## THE DATA:

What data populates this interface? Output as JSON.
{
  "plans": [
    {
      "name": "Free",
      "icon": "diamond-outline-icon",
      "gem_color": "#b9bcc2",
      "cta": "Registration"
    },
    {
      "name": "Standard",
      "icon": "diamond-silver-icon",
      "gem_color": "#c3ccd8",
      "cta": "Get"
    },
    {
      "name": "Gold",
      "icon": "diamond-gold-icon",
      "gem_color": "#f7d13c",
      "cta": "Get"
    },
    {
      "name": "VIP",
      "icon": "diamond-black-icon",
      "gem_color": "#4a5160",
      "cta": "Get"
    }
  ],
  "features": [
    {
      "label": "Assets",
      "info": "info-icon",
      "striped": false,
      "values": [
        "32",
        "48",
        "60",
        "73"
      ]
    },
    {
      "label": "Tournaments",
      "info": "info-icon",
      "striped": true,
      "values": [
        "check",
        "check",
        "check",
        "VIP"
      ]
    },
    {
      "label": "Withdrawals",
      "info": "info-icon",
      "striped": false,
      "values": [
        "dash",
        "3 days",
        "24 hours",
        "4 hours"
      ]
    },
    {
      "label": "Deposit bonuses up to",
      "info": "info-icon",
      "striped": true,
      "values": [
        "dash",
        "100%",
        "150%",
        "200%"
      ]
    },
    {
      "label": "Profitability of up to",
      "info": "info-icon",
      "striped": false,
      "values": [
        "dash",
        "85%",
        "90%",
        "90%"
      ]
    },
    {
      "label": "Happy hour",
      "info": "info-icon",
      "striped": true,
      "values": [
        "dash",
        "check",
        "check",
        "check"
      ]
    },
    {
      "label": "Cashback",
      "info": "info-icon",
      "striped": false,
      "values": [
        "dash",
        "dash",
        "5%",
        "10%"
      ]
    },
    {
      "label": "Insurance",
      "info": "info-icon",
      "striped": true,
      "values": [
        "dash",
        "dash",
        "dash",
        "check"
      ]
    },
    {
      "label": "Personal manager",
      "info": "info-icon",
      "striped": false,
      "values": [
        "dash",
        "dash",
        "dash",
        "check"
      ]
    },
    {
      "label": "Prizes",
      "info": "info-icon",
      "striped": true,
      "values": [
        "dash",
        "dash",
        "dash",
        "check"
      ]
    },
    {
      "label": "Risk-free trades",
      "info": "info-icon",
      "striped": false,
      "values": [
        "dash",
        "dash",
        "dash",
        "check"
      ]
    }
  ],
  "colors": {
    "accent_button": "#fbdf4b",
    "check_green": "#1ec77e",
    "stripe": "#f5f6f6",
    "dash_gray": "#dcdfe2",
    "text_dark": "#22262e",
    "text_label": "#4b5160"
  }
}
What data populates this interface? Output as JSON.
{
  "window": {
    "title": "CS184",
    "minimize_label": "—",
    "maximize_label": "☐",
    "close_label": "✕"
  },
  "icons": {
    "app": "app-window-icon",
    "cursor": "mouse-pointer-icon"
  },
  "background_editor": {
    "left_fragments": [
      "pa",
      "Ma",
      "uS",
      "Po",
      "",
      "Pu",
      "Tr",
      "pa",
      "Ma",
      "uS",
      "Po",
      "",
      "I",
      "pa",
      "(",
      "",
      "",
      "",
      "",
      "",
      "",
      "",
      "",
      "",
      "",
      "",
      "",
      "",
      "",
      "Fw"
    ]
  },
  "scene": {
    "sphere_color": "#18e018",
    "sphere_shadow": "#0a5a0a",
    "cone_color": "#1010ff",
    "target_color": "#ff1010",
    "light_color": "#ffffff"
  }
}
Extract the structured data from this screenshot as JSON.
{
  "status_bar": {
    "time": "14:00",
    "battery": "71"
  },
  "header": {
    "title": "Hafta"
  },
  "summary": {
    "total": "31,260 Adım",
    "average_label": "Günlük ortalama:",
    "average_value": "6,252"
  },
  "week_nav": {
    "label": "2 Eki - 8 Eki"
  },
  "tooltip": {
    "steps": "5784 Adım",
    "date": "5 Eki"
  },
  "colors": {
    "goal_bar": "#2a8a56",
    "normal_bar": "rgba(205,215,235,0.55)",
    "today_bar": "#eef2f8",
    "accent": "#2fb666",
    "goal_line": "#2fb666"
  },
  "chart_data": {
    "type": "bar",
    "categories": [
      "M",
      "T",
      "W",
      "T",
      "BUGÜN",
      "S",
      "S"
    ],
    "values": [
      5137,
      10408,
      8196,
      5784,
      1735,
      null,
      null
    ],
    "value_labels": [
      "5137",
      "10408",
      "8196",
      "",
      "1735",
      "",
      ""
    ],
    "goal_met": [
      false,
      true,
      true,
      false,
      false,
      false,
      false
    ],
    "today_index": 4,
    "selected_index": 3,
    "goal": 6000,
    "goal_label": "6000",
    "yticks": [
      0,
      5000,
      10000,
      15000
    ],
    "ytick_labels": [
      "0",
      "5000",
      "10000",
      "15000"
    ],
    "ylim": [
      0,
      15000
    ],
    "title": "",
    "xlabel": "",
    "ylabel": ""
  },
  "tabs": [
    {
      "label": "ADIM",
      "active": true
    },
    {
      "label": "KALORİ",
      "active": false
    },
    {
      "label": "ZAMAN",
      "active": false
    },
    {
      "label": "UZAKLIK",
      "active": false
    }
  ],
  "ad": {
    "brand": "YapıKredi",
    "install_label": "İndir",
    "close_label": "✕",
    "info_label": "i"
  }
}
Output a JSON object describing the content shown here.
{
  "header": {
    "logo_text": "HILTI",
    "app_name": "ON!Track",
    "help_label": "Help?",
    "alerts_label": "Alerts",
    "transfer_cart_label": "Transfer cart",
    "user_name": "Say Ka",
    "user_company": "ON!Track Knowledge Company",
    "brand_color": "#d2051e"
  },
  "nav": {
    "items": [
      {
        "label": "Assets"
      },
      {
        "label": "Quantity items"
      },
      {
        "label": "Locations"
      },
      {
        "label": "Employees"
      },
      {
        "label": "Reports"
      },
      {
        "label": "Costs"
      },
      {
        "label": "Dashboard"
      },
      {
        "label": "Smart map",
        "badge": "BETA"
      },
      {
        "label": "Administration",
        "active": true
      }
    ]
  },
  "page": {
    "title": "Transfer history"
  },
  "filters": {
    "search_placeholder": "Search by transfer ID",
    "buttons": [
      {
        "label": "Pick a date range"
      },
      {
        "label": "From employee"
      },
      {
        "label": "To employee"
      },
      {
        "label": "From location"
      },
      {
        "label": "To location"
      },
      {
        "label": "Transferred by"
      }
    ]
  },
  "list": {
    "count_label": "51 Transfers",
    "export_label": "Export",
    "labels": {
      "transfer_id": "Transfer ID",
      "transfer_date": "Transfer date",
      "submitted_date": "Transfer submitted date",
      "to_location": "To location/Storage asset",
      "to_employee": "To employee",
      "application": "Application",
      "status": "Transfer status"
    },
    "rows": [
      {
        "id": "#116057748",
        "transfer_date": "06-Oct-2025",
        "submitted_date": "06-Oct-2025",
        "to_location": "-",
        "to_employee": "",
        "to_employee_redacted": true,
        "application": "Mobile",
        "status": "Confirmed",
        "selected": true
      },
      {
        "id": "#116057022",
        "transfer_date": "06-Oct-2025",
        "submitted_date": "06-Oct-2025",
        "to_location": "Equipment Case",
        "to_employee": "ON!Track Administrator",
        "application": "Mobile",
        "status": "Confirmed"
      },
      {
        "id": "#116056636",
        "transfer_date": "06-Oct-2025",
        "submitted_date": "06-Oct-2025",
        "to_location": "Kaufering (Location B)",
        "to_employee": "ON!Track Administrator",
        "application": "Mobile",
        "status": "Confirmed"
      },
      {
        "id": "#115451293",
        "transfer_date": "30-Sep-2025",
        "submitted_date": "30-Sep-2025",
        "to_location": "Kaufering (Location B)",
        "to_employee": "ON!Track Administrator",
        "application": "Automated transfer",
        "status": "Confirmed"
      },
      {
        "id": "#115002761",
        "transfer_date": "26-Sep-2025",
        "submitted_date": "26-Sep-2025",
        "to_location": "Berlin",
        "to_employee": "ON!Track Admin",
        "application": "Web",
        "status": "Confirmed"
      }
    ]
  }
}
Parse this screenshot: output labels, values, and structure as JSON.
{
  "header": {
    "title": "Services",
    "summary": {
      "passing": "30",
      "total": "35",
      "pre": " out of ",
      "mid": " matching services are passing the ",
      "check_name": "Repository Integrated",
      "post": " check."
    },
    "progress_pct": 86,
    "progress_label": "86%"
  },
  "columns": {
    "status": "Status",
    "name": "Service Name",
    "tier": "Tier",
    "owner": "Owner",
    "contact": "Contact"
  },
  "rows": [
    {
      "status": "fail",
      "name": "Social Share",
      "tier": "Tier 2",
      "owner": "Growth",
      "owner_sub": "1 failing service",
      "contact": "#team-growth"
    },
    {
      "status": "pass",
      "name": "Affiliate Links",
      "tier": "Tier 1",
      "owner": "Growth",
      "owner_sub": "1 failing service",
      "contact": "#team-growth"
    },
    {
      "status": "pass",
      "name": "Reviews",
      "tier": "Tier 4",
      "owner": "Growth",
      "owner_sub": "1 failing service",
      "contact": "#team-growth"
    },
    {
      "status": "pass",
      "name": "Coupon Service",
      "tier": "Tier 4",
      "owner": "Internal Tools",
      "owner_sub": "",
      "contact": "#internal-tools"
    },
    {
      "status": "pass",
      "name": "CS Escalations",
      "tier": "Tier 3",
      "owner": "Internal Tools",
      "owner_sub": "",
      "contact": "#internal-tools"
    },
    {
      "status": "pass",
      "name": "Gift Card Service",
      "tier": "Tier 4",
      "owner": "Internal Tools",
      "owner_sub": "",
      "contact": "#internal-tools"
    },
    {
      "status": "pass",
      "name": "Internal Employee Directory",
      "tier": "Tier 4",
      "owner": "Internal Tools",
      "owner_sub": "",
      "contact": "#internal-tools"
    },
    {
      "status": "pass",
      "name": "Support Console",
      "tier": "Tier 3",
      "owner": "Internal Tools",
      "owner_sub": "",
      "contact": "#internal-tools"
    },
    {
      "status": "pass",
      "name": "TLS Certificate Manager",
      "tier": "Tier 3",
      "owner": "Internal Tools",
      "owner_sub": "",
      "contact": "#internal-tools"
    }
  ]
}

## WHAT THE TASK ASKS:
Search the entries for the word "JSON", then gather every line that has it.

## TASK RESULT:
What data populates this interface? Output as JSON.
What data populates this interface? Output as JSON.
Extract the structured data from this screenshot as JSON.
Output a JSON object describing the content shown here.
Parse this screenshot: output labels, values, and structure as JSON.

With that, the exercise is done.